--- START OF Material for the task ---
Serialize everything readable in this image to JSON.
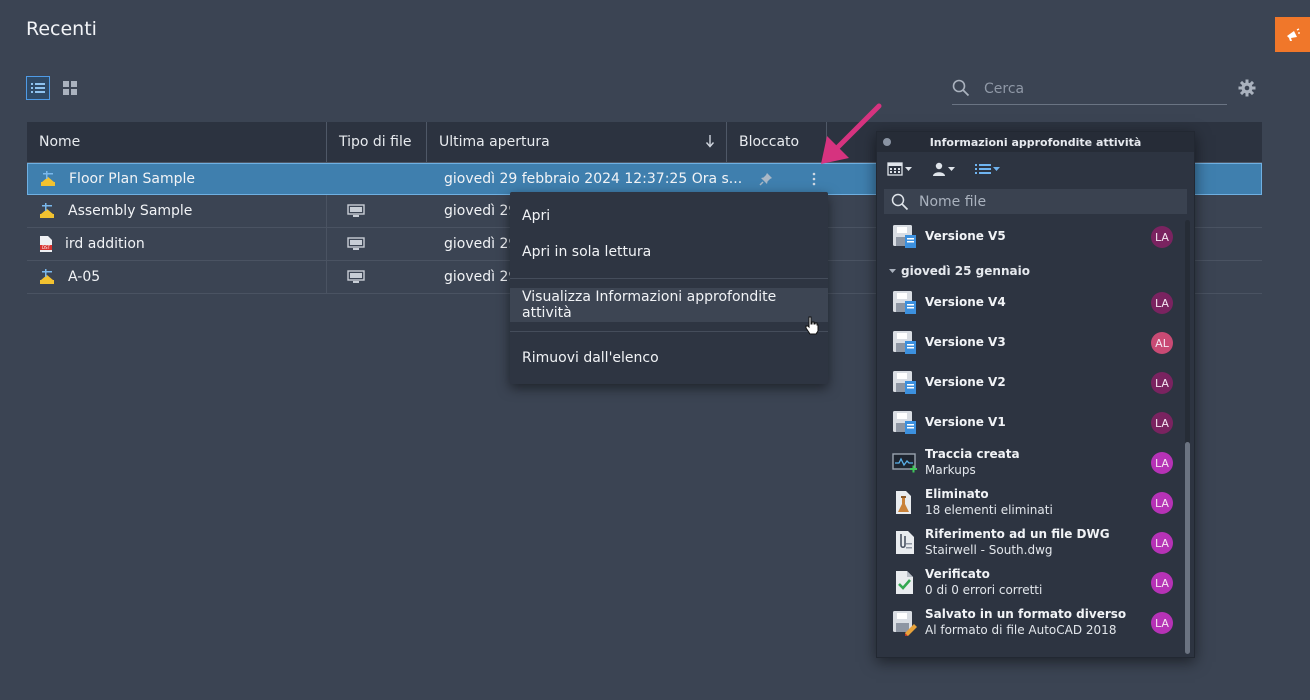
{
  "page": {
    "title": "Recenti"
  },
  "search": {
    "placeholder": "Cerca"
  },
  "table": {
    "columns": {
      "name": "Nome",
      "type": "Tipo di file",
      "opened": "Ultima apertura",
      "locked": "Bloccato"
    },
    "rows": [
      {
        "name": "Floor Plan Sample",
        "date": "giovedì 29 febbraio 2024 12:37:25 Ora s...",
        "icon": "dwg-file-icon",
        "type_icon": "",
        "selected": true
      },
      {
        "name": "Assembly Sample",
        "date": "giovedì 29",
        "icon": "dwg-file-icon",
        "type_icon": "monitor-icon"
      },
      {
        "name": "ird addition",
        "date": "giovedì 29",
        "icon": "dst-file-icon",
        "type_icon": "monitor-icon"
      },
      {
        "name": "A-05",
        "date": "giovedì 29",
        "icon": "dwg-file-icon",
        "type_icon": "monitor-icon"
      }
    ]
  },
  "menu": {
    "open": "Apri",
    "open_readonly": "Apri in sola lettura",
    "insights": "Visualizza Informazioni approfondite attività",
    "remove": "Rimuovi dall'elenco"
  },
  "panel": {
    "title": "Informazioni approfondite attività",
    "filter_placeholder": "Nome file",
    "group": "giovedì 25 gennaio",
    "items": [
      {
        "title": "Versione V5",
        "sub": "",
        "icon": "save-version-icon",
        "avatar": "LA",
        "avatar_color": "#7a2360"
      },
      {
        "title": "Versione V4",
        "sub": "",
        "icon": "save-version-icon",
        "avatar": "LA",
        "avatar_color": "#7a2360"
      },
      {
        "title": "Versione V3",
        "sub": "",
        "icon": "save-version-icon",
        "avatar": "AL",
        "avatar_color": "#c94a74"
      },
      {
        "title": "Versione V2",
        "sub": "",
        "icon": "save-version-icon",
        "avatar": "LA",
        "avatar_color": "#7a2360"
      },
      {
        "title": "Versione V1",
        "sub": "",
        "icon": "save-version-icon",
        "avatar": "LA",
        "avatar_color": "#7a2360"
      },
      {
        "title": "Traccia creata",
        "sub": "Markups",
        "icon": "trace-created-icon",
        "avatar": "LA",
        "avatar_color": "#b632b6"
      },
      {
        "title": "Eliminato",
        "sub": "18 elementi eliminati",
        "icon": "purge-icon",
        "avatar": "LA",
        "avatar_color": "#b632b6"
      },
      {
        "title": "Riferimento ad un file DWG",
        "sub": "Stairwell - South.dwg",
        "icon": "xref-attach-icon",
        "avatar": "LA",
        "avatar_color": "#b632b6"
      },
      {
        "title": "Verificato",
        "sub": "0 di 0 errori corretti",
        "icon": "audit-check-icon",
        "avatar": "LA",
        "avatar_color": "#b632b6"
      },
      {
        "title": "Salvato in un formato diverso",
        "sub": "Al formato di file AutoCAD 2018",
        "icon": "save-as-format-icon",
        "avatar": "LA",
        "avatar_color": "#b632b6"
      }
    ]
  },
  "colors": {
    "accent": "#3f7fae",
    "arrow": "#d6337f",
    "corner": "#f0772a"
  }
}
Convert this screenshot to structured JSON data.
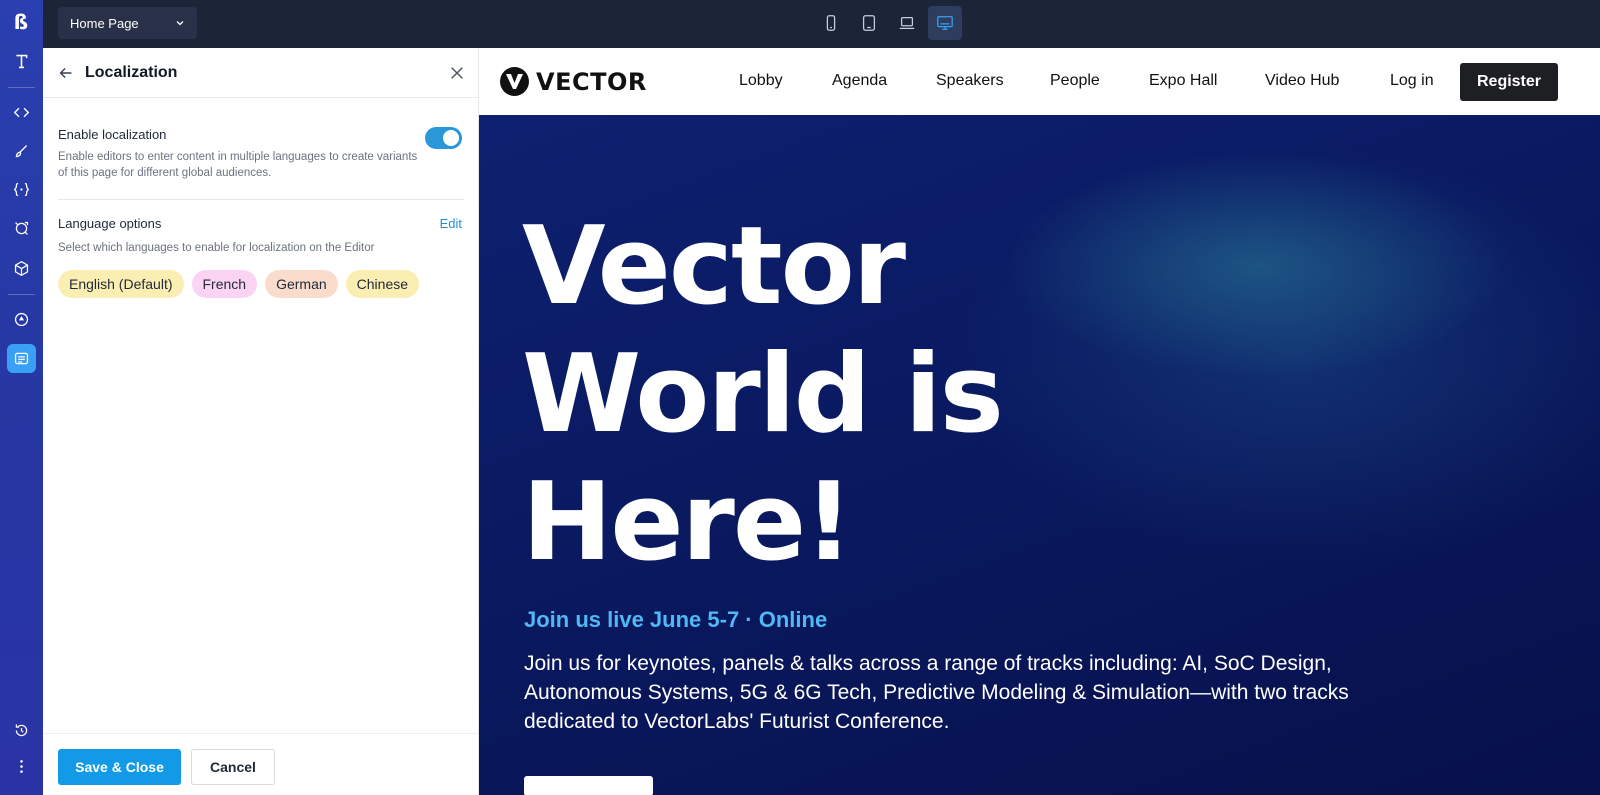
{
  "app": {
    "page_selector": "Home Page",
    "devices": [
      "mobile-icon",
      "tablet-icon",
      "laptop-icon",
      "desktop-icon"
    ],
    "accent": "#139ae6"
  },
  "panel": {
    "title": "Localization",
    "enable_label": "Enable localization",
    "enable_help": "Enable editors to enter content in multiple languages to create variants of this page for different global audiences.",
    "enabled": true,
    "languages_label": "Language options",
    "edit_label": "Edit",
    "languages_help": "Select which languages to enable for localization on the Editor",
    "languages": [
      {
        "label": "English (Default)",
        "color": "#fbeeb2"
      },
      {
        "label": "French",
        "color": "#fbd4f4"
      },
      {
        "label": "German",
        "color": "#fadccc"
      },
      {
        "label": "Chinese",
        "color": "#fbeeb2"
      }
    ],
    "save_label": "Save & Close",
    "cancel_label": "Cancel"
  },
  "site": {
    "brand": "VECTOR",
    "nav": [
      "Lobby",
      "Agenda",
      "Speakers",
      "People",
      "Expo Hall",
      "Video Hub",
      "Log in"
    ],
    "register_label": "Register",
    "hero_title": "Vector World is Here!",
    "hero_date": "Join us live June 5-7  ·  Online",
    "hero_body": "Join us for keynotes, panels & talks across a range of tracks including: AI, SoC Design, Autonomous Systems, 5G & 6G Tech, Predictive Modeling & Simulation—with two tracks dedicated to VectorLabs' Futurist Conference."
  }
}
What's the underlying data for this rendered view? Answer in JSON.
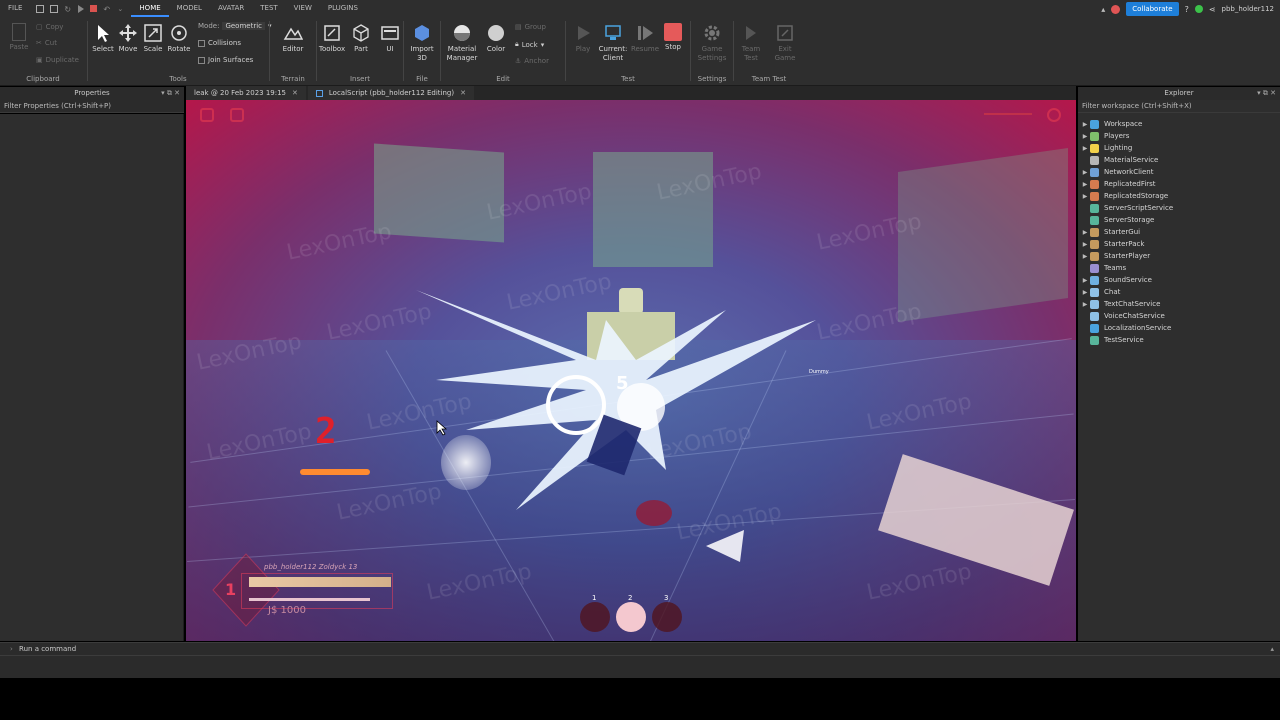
{
  "menubar": {
    "items": [
      "FILE",
      "HOME",
      "MODEL",
      "AVATAR",
      "TEST",
      "VIEW",
      "PLUGINS"
    ],
    "active": "HOME",
    "collaborate_label": "Collaborate",
    "username": "pbb_holder112"
  },
  "ribbon": {
    "clipboard": {
      "paste": "Paste",
      "copy": "Copy",
      "cut": "Cut",
      "duplicate": "Duplicate",
      "group_label": "Clipboard"
    },
    "tools": {
      "select": "Select",
      "move": "Move",
      "scale": "Scale",
      "rotate": "Rotate",
      "mode_label": "Mode:",
      "mode_value": "Geometric",
      "collisions": "Collisions",
      "join_surfaces": "Join Surfaces",
      "group_label": "Tools"
    },
    "terrain": {
      "editor": "Editor",
      "group_label": "Terrain"
    },
    "insert": {
      "toolbox": "Toolbox",
      "part": "Part",
      "ui": "UI",
      "group_label": "Insert"
    },
    "file": {
      "import3d": "Import 3D",
      "group_label": "File"
    },
    "edit": {
      "material_manager": "Material Manager",
      "color": "Color",
      "group": "Group",
      "lock": "Lock",
      "anchor": "Anchor",
      "group_label": "Edit"
    },
    "test": {
      "play": "Play",
      "current_client": "Current: Client",
      "resume": "Resume",
      "stop": "Stop",
      "group_label": "Test"
    },
    "settings": {
      "game_settings": "Game Settings",
      "group_label": "Settings"
    },
    "team_test": {
      "team_test": "Team Test",
      "exit_game": "Exit Game",
      "group_label": "Team Test"
    }
  },
  "properties": {
    "title": "Properties",
    "filter_placeholder": "Filter Properties (Ctrl+Shift+P)"
  },
  "tabs": [
    {
      "label": "leak @ 20 Feb 2023 19:15"
    },
    {
      "label": "LocalScript (pbb_holder112 Editing)"
    }
  ],
  "viewport": {
    "watermark": "LexOnTop",
    "npc_label": "Dummy",
    "combo_count": "2",
    "hit_counter": "5",
    "hud": {
      "name_line": "pbb_holder112 Zoldyck 13",
      "level": "1",
      "money": "J$ 1000",
      "hp_fraction": 1.0,
      "stamina_fraction": 0.85
    },
    "hotbar": [
      {
        "num": "1",
        "selected": false
      },
      {
        "num": "2",
        "selected": true
      },
      {
        "num": "3",
        "selected": false
      }
    ]
  },
  "explorer": {
    "title": "Explorer",
    "filter_placeholder": "Filter workspace (Ctrl+Shift+X)",
    "items": [
      {
        "label": "Workspace",
        "expandable": true,
        "color": "#4aa3df"
      },
      {
        "label": "Players",
        "expandable": true,
        "color": "#7fc16b"
      },
      {
        "label": "Lighting",
        "expandable": true,
        "color": "#f2d14a"
      },
      {
        "label": "MaterialService",
        "expandable": false,
        "color": "#b7b7b7"
      },
      {
        "label": "NetworkClient",
        "expandable": true,
        "color": "#6fa0d6"
      },
      {
        "label": "ReplicatedFirst",
        "expandable": true,
        "color": "#d67b4f"
      },
      {
        "label": "ReplicatedStorage",
        "expandable": true,
        "color": "#d67b4f"
      },
      {
        "label": "ServerScriptService",
        "expandable": false,
        "color": "#58b59b"
      },
      {
        "label": "ServerStorage",
        "expandable": false,
        "color": "#58b59b"
      },
      {
        "label": "StarterGui",
        "expandable": true,
        "color": "#c49a5e"
      },
      {
        "label": "StarterPack",
        "expandable": true,
        "color": "#c49a5e"
      },
      {
        "label": "StarterPlayer",
        "expandable": true,
        "color": "#c49a5e"
      },
      {
        "label": "Teams",
        "expandable": false,
        "color": "#9b8fd1"
      },
      {
        "label": "SoundService",
        "expandable": true,
        "color": "#6fb0e0"
      },
      {
        "label": "Chat",
        "expandable": true,
        "color": "#8fc1e6"
      },
      {
        "label": "TextChatService",
        "expandable": true,
        "color": "#8fc1e6"
      },
      {
        "label": "VoiceChatService",
        "expandable": false,
        "color": "#8fc1e6"
      },
      {
        "label": "LocalizationService",
        "expandable": false,
        "color": "#4aa3df"
      },
      {
        "label": "TestService",
        "expandable": false,
        "color": "#58b59b"
      }
    ]
  },
  "command_bar": {
    "placeholder": "Run a command"
  }
}
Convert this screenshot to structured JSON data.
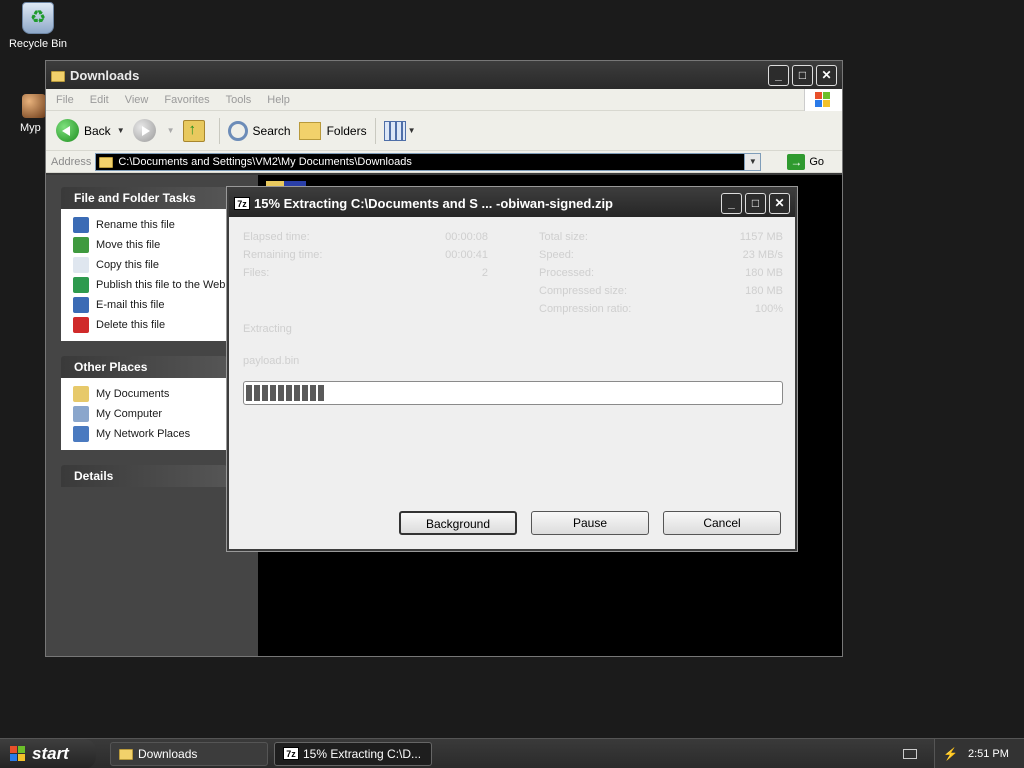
{
  "desktop": {
    "recycle_bin_label": "Recycle Bin",
    "partial_icon_label": "Myp"
  },
  "explorer": {
    "title": "Downloads",
    "menu": [
      "File",
      "Edit",
      "View",
      "Favorites",
      "Tools",
      "Help"
    ],
    "toolbar": {
      "back_label": "Back",
      "search_label": "Search",
      "folders_label": "Folders"
    },
    "address": {
      "label": "Address",
      "value": "C:\\Documents and Settings\\VM2\\My Documents\\Downloads",
      "go_label": "Go"
    },
    "file_tasks": {
      "title": "File and Folder Tasks",
      "items": [
        {
          "label": "Rename this file",
          "icon": "rename-icon",
          "color": "#3b6bb5"
        },
        {
          "label": "Move this file",
          "icon": "move-icon",
          "color": "#3f9a3f"
        },
        {
          "label": "Copy this file",
          "icon": "copy-icon",
          "color": "#dfe6ef"
        },
        {
          "label": "Publish this file to the Web",
          "icon": "globe-icon",
          "color": "#2e9a4e"
        },
        {
          "label": "E-mail this file",
          "icon": "email-icon",
          "color": "#3b6bb5"
        },
        {
          "label": "Delete this file",
          "icon": "delete-icon",
          "color": "#d02a2a"
        }
      ]
    },
    "other_places": {
      "title": "Other Places",
      "items": [
        {
          "label": "My Documents",
          "icon": "my-documents-icon",
          "color": "#e7c96a"
        },
        {
          "label": "My Computer",
          "icon": "my-computer-icon",
          "color": "#8aa6cc"
        },
        {
          "label": "My Network Places",
          "icon": "network-places-icon",
          "color": "#4a7ac0"
        }
      ]
    },
    "details": {
      "title": "Details"
    }
  },
  "dialog": {
    "title": "15% Extracting C:\\Documents and S ... -obiwan-signed.zip",
    "left_stats": [
      {
        "label": "Elapsed time:",
        "value": "00:00:08"
      },
      {
        "label": "Remaining time:",
        "value": "00:00:41"
      },
      {
        "label": "Files:",
        "value": "2"
      }
    ],
    "right_stats": [
      {
        "label": "Total size:",
        "value": "1157 MB"
      },
      {
        "label": "Speed:",
        "value": "23 MB/s"
      },
      {
        "label": "Processed:",
        "value": "180 MB"
      },
      {
        "label": "Compressed size:",
        "value": "180 MB"
      },
      {
        "label": "Compression ratio:",
        "value": "100%"
      }
    ],
    "status_label": "Extracting",
    "current_file": "payload.bin",
    "progress_percent": 15,
    "buttons": {
      "background": "Background",
      "pause": "Pause",
      "cancel": "Cancel"
    }
  },
  "taskbar": {
    "start_label": "start",
    "tasks": [
      {
        "label": "Downloads",
        "icon": "folder-icon"
      },
      {
        "label": "15% Extracting C:\\D...",
        "icon": "7zip-icon"
      }
    ],
    "clock": "2:51 PM"
  },
  "colors": {
    "accent_dark": "#2a2a2a",
    "xp_red": "#e8502a",
    "xp_green": "#6cbf2a",
    "xp_blue": "#2a7ae8",
    "xp_yellow": "#f2c12a"
  }
}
--- END OF Material for the task ---
### Instruction
From the listing above, pick out each line where the word "formato" appears.

### Solution for this task
        "title": "Salvato in un formato diverso",
        "sub": "Al formato di file AutoCAD 2018",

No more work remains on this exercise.